BEGIN SUPPLIED ENTRIES
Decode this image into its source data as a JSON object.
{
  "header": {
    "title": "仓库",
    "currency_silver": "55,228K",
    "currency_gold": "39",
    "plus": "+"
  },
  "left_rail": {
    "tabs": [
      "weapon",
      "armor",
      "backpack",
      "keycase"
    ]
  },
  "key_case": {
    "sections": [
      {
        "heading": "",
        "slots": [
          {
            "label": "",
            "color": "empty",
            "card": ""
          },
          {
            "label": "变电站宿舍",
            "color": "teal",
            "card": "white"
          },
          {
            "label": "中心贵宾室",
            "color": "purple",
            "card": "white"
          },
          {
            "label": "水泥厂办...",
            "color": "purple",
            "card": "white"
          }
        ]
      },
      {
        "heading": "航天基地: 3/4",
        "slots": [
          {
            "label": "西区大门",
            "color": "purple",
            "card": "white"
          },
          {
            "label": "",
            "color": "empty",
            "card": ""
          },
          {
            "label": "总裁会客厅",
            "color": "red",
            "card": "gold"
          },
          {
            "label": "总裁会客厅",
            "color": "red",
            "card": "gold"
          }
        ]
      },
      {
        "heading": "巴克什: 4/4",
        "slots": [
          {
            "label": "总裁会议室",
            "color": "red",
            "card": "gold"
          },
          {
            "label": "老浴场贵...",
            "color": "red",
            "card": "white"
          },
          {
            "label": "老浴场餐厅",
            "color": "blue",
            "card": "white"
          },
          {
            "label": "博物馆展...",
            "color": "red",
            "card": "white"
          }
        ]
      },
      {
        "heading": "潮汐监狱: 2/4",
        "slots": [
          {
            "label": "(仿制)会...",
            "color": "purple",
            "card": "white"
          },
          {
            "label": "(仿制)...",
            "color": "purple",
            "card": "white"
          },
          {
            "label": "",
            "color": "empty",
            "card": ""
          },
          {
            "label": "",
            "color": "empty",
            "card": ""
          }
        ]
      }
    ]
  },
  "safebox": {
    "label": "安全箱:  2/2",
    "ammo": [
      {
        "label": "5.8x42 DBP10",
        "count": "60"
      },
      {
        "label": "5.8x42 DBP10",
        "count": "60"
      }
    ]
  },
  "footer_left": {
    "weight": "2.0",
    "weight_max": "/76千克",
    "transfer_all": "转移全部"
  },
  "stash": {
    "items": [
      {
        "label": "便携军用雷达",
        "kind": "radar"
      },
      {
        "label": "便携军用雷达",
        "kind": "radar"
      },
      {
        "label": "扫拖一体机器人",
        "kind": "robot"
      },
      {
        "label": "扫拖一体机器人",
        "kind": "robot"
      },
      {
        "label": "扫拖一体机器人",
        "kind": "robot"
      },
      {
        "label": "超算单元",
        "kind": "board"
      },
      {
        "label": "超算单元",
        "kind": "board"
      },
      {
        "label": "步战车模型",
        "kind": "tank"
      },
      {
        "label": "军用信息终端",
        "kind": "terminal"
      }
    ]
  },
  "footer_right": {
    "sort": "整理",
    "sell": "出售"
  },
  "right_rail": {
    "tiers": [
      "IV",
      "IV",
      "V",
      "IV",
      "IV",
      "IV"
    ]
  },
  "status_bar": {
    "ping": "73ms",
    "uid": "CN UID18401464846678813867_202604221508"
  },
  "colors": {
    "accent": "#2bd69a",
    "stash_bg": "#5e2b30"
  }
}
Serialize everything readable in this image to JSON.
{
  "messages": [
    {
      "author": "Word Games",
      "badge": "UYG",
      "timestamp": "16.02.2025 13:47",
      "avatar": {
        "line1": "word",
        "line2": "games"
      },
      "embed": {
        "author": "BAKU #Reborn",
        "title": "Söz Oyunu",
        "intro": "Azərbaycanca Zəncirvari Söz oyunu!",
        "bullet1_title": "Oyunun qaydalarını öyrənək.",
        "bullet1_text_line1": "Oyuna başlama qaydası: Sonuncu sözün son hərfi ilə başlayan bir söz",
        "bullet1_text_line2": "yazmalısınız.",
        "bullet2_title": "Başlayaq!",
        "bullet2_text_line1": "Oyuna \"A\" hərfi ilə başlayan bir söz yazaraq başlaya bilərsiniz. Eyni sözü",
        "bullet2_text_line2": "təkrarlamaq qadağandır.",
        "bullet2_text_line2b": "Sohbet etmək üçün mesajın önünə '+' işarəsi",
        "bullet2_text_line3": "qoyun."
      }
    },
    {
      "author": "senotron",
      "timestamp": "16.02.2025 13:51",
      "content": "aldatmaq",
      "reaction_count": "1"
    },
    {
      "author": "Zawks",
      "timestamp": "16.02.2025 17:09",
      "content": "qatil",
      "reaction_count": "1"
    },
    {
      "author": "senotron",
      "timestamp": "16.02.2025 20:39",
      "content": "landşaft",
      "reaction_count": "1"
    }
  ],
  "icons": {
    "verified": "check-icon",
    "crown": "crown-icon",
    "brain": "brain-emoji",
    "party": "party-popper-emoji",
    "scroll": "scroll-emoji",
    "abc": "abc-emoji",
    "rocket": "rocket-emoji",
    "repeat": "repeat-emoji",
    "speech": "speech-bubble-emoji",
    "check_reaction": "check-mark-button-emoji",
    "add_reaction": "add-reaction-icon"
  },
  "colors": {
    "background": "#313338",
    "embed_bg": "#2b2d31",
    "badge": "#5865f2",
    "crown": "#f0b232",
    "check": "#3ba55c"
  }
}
END SUPPLIED ENTRIES
EXERCISE OBJECTIVE: Write out the records shown above, exactly as they appear.

ANSWER TO THE PROBLEM:
Decode this image into its source data as a JSON object.
{
  "header": {
    "title": "仓库",
    "currency_silver": "55,228K",
    "currency_gold": "39",
    "plus": "+"
  },
  "left_rail": {
    "tabs": [
      "weapon",
      "armor",
      "backpack",
      "keycase"
    ]
  },
  "key_case": {
    "sections": [
      {
        "heading": "",
        "slots": [
          {
            "label": "",
            "color": "empty",
            "card": ""
          },
          {
            "label": "变电站宿舍",
            "color": "teal",
            "card": "white"
          },
          {
            "label": "中心贵宾室",
            "color": "purple",
            "card": "white"
          },
          {
            "label": "水泥厂办...",
            "color": "purple",
            "card": "white"
          }
        ]
      },
      {
        "heading": "航天基地: 3/4",
        "slots": [
          {
            "label": "西区大门",
            "color": "purple",
            "card": "white"
          },
          {
            "label": "",
            "color": "empty",
            "card": ""
          },
          {
            "label": "总裁会客厅",
            "color": "red",
            "card": "gold"
          },
          {
            "label": "总裁会客厅",
            "color": "red",
            "card": "gold"
          }
        ]
      },
      {
        "heading": "巴克什: 4/4",
        "slots": [
          {
            "label": "总裁会议室",
            "color": "red",
            "card": "gold"
          },
          {
            "label": "老浴场贵...",
            "color": "red",
            "card": "white"
          },
          {
            "label": "老浴场餐厅",
            "color": "blue",
            "card": "white"
          },
          {
            "label": "博物馆展...",
            "color": "red",
            "card": "white"
          }
        ]
      },
      {
        "heading": "潮汐监狱: 2/4",
        "slots": [
          {
            "label": "(仿制)会...",
            "color": "purple",
            "card": "white"
          },
          {
            "label": "(仿制)...",
            "color": "purple",
            "card": "white"
          },
          {
            "label": "",
            "color": "empty",
            "card": ""
          },
          {
            "label": "",
            "color": "empty",
            "card": ""
          }
        ]
      }
    ]
  },
  "safebox": {
    "label": "安全箱:  2/2",
    "ammo": [
      {
        "label": "5.8x42 DBP10",
        "count": "60"
      },
      {
        "label": "5.8x42 DBP10",
        "count": "60"
      }
    ]
  },
  "footer_left": {
    "weight": "2.0",
    "weight_max": "/76千克",
    "transfer_all": "转移全部"
  },
  "stash": {
    "items": [
      {
        "label": "便携军用雷达",
        "kind": "radar"
      },
      {
        "label": "便携军用雷达",
        "kind": "radar"
      },
      {
        "label": "扫拖一体机器人",
        "kind": "robot"
      },
      {
        "label": "扫拖一体机器人",
        "kind": "robot"
      },
      {
        "label": "扫拖一体机器人",
        "kind": "robot"
      },
      {
        "label": "超算单元",
        "kind": "board"
      },
      {
        "label": "超算单元",
        "kind": "board"
      },
      {
        "label": "步战车模型",
        "kind": "tank"
      },
      {
        "label": "军用信息终端",
        "kind": "terminal"
      }
    ]
  },
  "footer_right": {
    "sort": "整理",
    "sell": "出售"
  },
  "right_rail": {
    "tiers": [
      "IV",
      "IV",
      "V",
      "IV",
      "IV",
      "IV"
    ]
  },
  "status_bar": {
    "ping": "73ms",
    "uid": "CN UID18401464846678813867_202604221508"
  },
  "colors": {
    "accent": "#2bd69a",
    "stash_bg": "#5e2b30"
  }
}
Serialize everything readable in this image to JSON.
{
  "messages": [
    {
      "author": "Word Games",
      "badge": "UYG",
      "timestamp": "16.02.2025 13:47",
      "avatar": {
        "line1": "word",
        "line2": "games"
      },
      "embed": {
        "author": "BAKU #Reborn",
        "title": "Söz Oyunu",
        "intro": "Azərbaycanca Zəncirvari Söz oyunu!",
        "bullet1_title": "Oyunun qaydalarını öyrənək.",
        "bullet1_text_line1": "Oyuna başlama qaydası: Sonuncu sözün son hərfi ilə başlayan bir söz",
        "bullet1_text_line2": "yazmalısınız.",
        "bullet2_title": "Başlayaq!",
        "bullet2_text_line1": "Oyuna \"A\" hərfi ilə başlayan bir söz yazaraq başlaya bilərsiniz. Eyni sözü",
        "bullet2_text_line2": "təkrarlamaq qadağandır.",
        "bullet2_text_line2b": "Sohbet etmək üçün mesajın önünə '+' işarəsi",
        "bullet2_text_line3": "qoyun."
      }
    },
    {
      "author": "senotron",
      "timestamp": "16.02.2025 13:51",
      "content": "aldatmaq",
      "reaction_count": "1"
    },
    {
      "author": "Zawks",
      "timestamp": "16.02.2025 17:09",
      "content": "qatil",
      "reaction_count": "1"
    },
    {
      "author": "senotron",
      "timestamp": "16.02.2025 20:39",
      "content": "landşaft",
      "reaction_count": "1"
    }
  ],
  "icons": {
    "verified": "check-icon",
    "crown": "crown-icon",
    "brain": "brain-emoji",
    "party": "party-popper-emoji",
    "scroll": "scroll-emoji",
    "abc": "abc-emoji",
    "rocket": "rocket-emoji",
    "repeat": "repeat-emoji",
    "speech": "speech-bubble-emoji",
    "check_reaction": "check-mark-button-emoji",
    "add_reaction": "add-reaction-icon"
  },
  "colors": {
    "background": "#313338",
    "embed_bg": "#2b2d31",
    "badge": "#5865f2",
    "crown": "#f0b232",
    "check": "#3ba55c"
  }
}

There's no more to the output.